[Stored items from a collection]
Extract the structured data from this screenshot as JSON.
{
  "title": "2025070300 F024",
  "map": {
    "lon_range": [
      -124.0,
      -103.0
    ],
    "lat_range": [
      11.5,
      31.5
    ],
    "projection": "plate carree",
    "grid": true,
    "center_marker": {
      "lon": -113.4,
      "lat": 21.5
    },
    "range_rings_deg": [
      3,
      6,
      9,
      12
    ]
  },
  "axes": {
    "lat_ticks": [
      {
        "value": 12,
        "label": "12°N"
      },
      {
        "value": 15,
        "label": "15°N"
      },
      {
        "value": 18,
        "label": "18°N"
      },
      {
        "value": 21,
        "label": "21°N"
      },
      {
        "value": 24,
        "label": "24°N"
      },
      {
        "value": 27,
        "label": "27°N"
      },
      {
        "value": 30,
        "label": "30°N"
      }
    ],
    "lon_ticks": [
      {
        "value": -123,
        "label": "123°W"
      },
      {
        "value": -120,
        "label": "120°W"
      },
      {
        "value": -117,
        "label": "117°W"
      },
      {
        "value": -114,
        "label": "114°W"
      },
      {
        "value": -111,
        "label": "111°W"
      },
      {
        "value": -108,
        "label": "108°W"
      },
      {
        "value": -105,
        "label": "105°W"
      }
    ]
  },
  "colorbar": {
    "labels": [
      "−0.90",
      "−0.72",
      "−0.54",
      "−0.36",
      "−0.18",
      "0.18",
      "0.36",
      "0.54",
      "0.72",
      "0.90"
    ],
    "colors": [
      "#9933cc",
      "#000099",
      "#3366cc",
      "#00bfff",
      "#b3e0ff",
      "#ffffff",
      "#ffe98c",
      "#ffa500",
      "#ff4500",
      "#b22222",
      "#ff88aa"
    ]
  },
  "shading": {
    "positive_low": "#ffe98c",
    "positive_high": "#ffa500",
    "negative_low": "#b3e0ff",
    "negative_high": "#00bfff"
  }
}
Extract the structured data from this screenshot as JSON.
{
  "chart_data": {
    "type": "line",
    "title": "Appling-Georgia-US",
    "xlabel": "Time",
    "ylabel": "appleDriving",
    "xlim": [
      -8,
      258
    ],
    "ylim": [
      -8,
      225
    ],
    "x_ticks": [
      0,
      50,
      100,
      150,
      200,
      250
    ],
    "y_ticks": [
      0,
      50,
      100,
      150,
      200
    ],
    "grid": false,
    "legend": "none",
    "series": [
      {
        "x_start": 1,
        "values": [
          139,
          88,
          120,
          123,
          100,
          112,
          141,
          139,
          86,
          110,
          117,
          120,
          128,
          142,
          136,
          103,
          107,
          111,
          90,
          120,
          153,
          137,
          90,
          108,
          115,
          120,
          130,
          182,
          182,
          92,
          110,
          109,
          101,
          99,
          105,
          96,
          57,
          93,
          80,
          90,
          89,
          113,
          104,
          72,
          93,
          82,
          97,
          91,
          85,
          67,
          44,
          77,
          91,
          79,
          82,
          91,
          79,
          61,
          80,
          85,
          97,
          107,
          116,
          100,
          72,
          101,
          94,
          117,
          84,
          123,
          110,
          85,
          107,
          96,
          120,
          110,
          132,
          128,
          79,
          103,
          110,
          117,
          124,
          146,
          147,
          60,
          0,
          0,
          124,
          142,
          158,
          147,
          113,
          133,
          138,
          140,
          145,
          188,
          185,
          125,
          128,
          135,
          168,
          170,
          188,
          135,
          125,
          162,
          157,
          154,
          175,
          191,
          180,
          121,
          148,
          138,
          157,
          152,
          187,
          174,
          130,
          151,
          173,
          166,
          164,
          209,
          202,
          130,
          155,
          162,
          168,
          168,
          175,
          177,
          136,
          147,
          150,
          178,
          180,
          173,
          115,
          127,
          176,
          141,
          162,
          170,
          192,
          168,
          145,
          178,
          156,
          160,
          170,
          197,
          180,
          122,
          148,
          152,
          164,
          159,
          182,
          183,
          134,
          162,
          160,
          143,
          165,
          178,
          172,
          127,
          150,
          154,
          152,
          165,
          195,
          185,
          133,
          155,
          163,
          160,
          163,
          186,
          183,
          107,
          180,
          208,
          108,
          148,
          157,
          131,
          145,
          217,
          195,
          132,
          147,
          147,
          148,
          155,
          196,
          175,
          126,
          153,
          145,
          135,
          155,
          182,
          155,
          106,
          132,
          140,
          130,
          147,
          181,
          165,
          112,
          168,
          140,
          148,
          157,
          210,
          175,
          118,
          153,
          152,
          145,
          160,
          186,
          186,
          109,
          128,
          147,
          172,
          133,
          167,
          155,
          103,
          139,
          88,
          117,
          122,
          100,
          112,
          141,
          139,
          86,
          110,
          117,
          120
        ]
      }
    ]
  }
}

### Work instructions
From the records given above, copy all lines containing "title".

### Finished answer
  "title": "2025070300 F024",
    "title": "Appling-Georgia-US",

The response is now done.